DO THIS
Retype each record below word for word. Leave the pictures out.

Figure content listings
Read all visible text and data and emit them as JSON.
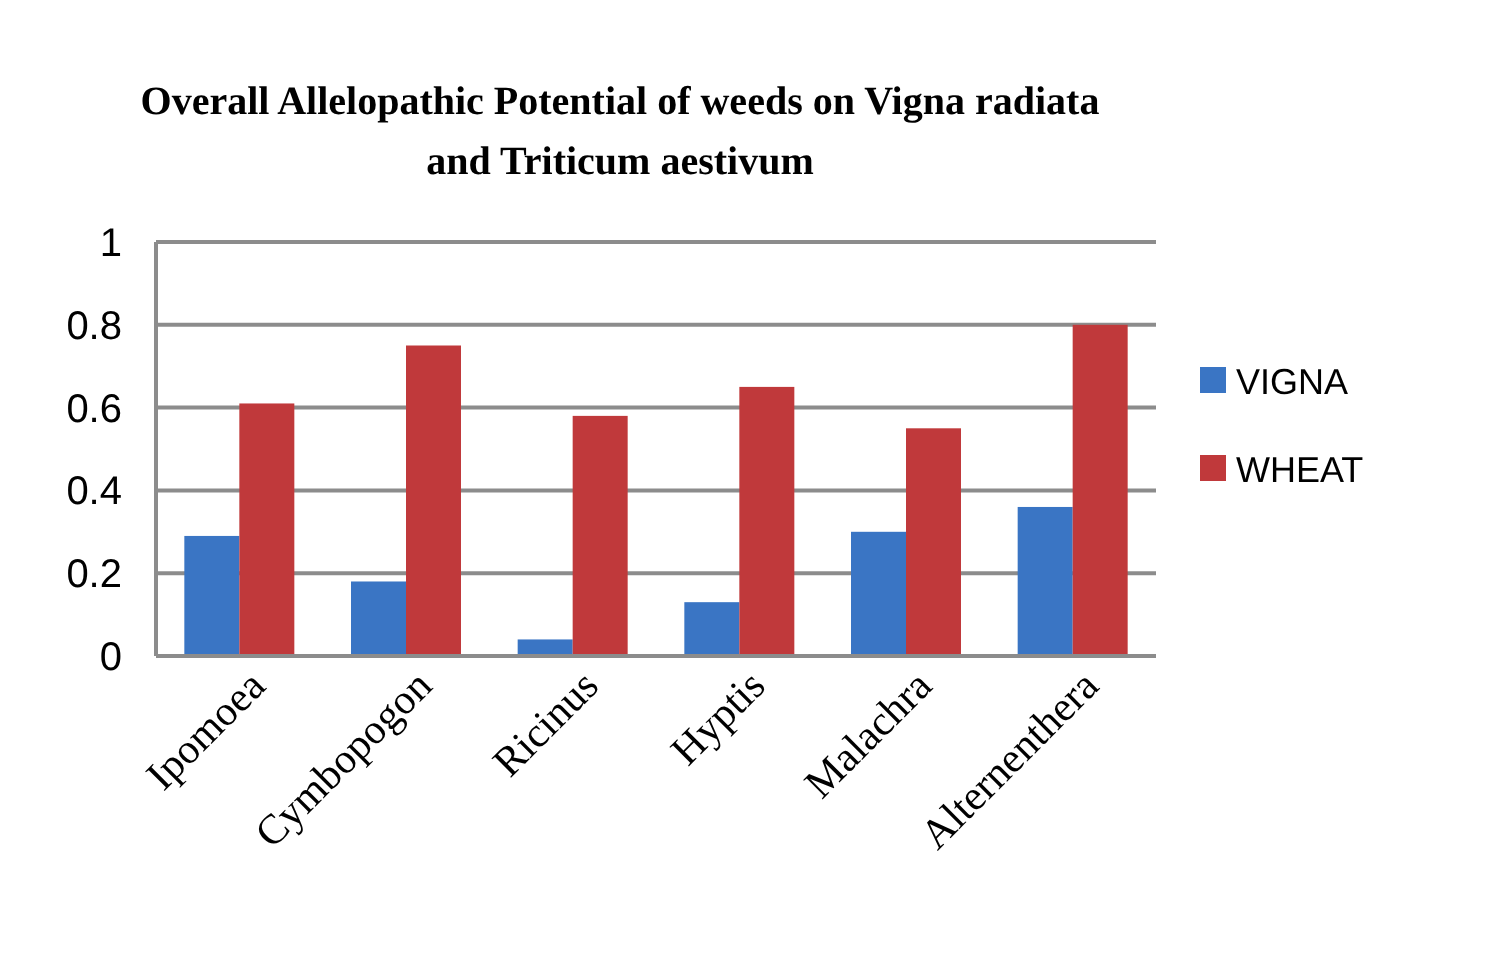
{
  "chart_data": {
    "type": "bar",
    "title": "Overall Allelopathic Potential of weeds on Vigna radiata and Triticum aestivum",
    "categories": [
      "Ipomoea",
      "Cymbopogon",
      "Ricinus",
      "Hyptis",
      "Malachra",
      "Alternenthera"
    ],
    "series": [
      {
        "name": "VIGNA",
        "color": "#3a75c4",
        "values": [
          0.29,
          0.18,
          0.04,
          0.13,
          0.3,
          0.36
        ]
      },
      {
        "name": "WHEAT",
        "color": "#c0393b",
        "values": [
          0.61,
          0.75,
          0.58,
          0.65,
          0.55,
          0.8
        ]
      }
    ],
    "ylim": [
      0,
      1
    ],
    "yticks": [
      0,
      0.2,
      0.4,
      0.6,
      0.8,
      1
    ],
    "grid": "y",
    "legend": "right"
  }
}
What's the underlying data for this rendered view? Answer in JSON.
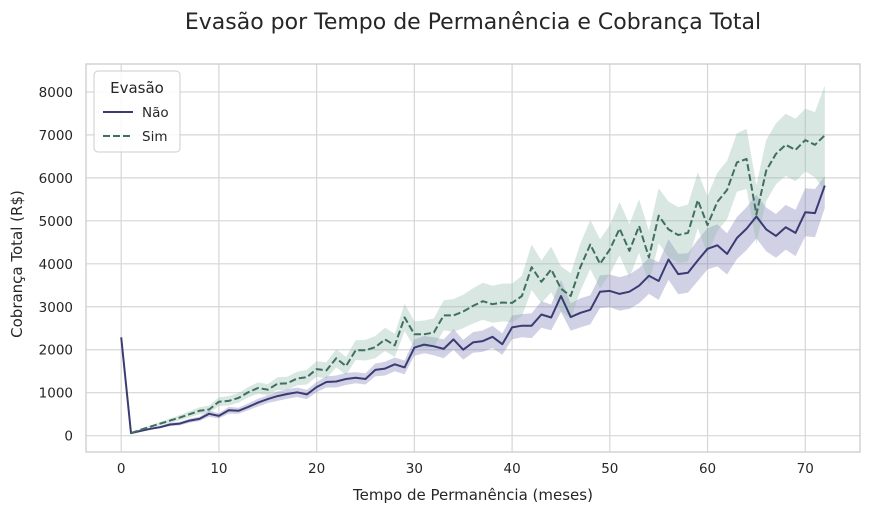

CORRECT OUTPUT
Read all visible text and data and emit them as JSON.
{
  "chart_data": {
    "type": "bar",
    "title": "Overall Allelopathic Potential of weeds on Vigna radiata and Triticum aestivum",
    "categories": [
      "Ipomoea",
      "Cymbopogon",
      "Ricinus",
      "Hyptis",
      "Malachra",
      "Alternenthera"
    ],
    "series": [
      {
        "name": "VIGNA",
        "color": "#3a75c4",
        "values": [
          0.29,
          0.18,
          0.04,
          0.13,
          0.3,
          0.36
        ]
      },
      {
        "name": "WHEAT",
        "color": "#c0393b",
        "values": [
          0.61,
          0.75,
          0.58,
          0.65,
          0.55,
          0.8
        ]
      }
    ],
    "ylim": [
      0,
      1
    ],
    "yticks": [
      0,
      0.2,
      0.4,
      0.6,
      0.8,
      1
    ],
    "grid": "y",
    "legend": "right"
  }
}
What's the underlying data for this rendered view? Answer in JSON.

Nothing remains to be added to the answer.